[Dataset entries]
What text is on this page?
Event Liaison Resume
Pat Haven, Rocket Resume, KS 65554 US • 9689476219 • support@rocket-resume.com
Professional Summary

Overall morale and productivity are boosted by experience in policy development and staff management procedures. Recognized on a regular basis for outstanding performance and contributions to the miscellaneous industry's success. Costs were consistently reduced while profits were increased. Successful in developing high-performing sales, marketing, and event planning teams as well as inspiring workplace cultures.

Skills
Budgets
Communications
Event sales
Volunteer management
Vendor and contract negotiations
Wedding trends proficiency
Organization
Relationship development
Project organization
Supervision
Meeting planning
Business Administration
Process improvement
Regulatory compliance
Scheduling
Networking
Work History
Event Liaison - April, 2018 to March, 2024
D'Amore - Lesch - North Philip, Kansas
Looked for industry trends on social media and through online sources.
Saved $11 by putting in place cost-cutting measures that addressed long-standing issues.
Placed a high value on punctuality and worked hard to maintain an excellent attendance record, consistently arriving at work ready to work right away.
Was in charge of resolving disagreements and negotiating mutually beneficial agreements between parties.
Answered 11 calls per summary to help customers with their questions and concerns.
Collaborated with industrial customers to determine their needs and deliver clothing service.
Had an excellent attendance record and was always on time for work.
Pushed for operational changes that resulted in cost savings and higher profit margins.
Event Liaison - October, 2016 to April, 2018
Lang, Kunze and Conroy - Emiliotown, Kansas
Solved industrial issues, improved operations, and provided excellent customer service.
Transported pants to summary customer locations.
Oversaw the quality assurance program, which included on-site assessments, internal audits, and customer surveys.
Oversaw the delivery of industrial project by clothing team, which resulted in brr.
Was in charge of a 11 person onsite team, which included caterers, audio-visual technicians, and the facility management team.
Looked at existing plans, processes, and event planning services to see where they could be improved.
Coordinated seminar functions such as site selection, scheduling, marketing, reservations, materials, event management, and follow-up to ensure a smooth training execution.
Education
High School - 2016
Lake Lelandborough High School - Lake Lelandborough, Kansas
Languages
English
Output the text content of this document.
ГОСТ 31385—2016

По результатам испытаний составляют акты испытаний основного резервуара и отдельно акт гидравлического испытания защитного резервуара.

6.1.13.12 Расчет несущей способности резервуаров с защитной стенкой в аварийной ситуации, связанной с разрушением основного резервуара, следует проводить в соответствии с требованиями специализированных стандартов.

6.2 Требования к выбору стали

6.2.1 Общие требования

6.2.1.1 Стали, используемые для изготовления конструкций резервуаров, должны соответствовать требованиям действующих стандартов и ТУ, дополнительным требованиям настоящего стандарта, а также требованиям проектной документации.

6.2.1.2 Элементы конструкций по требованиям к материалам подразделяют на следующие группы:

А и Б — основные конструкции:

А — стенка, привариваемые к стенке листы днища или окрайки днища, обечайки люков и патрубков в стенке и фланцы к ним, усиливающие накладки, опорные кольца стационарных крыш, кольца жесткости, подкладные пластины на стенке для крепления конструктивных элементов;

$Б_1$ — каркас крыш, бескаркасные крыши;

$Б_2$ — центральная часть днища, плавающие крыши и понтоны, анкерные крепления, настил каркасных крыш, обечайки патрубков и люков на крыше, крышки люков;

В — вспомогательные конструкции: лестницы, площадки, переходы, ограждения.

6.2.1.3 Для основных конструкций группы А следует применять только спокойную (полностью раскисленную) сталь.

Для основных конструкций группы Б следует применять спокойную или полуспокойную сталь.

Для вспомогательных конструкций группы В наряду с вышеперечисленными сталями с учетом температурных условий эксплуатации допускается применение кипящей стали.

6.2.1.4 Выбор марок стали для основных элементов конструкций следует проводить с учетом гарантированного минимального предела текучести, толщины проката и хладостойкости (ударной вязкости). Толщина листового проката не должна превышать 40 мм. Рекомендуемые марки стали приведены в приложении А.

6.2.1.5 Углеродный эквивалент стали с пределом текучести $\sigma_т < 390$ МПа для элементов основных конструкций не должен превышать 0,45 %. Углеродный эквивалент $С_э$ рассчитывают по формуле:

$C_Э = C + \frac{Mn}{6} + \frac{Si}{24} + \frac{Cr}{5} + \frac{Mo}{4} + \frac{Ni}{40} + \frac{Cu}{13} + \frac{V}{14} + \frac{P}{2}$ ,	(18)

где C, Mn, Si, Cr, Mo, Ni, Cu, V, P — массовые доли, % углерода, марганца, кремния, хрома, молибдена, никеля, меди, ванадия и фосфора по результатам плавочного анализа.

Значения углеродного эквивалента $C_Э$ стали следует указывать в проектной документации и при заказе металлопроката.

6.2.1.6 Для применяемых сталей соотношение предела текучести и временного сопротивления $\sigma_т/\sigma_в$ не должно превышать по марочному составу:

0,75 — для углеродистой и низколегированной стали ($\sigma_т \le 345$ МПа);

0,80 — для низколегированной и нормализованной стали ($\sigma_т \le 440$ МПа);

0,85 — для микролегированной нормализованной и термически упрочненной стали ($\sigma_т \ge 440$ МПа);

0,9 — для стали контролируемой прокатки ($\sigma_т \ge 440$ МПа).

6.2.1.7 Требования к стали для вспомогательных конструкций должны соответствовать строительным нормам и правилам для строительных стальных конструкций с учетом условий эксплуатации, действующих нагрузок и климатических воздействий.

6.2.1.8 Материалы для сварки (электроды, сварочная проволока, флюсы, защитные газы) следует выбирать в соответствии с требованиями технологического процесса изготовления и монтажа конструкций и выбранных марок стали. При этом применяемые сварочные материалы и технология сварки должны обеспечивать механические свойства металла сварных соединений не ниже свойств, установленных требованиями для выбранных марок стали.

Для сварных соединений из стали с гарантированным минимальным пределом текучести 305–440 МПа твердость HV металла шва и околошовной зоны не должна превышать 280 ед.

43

Work to complete
Find and copy every line in the entries above where the string "документации" occurs.

Result of the task
6.2.1.1 Стали, используемые для изготовления конструкций резервуаров, должны соответствовать требованиям действующих стандартов и ТУ, дополнительным требованиям настоящего стандарта, а также требованиям проектной документации.
Значения углеродного эквивалента $C_Э$ стали следует указывать в проектной документации и при заказе металлопроката.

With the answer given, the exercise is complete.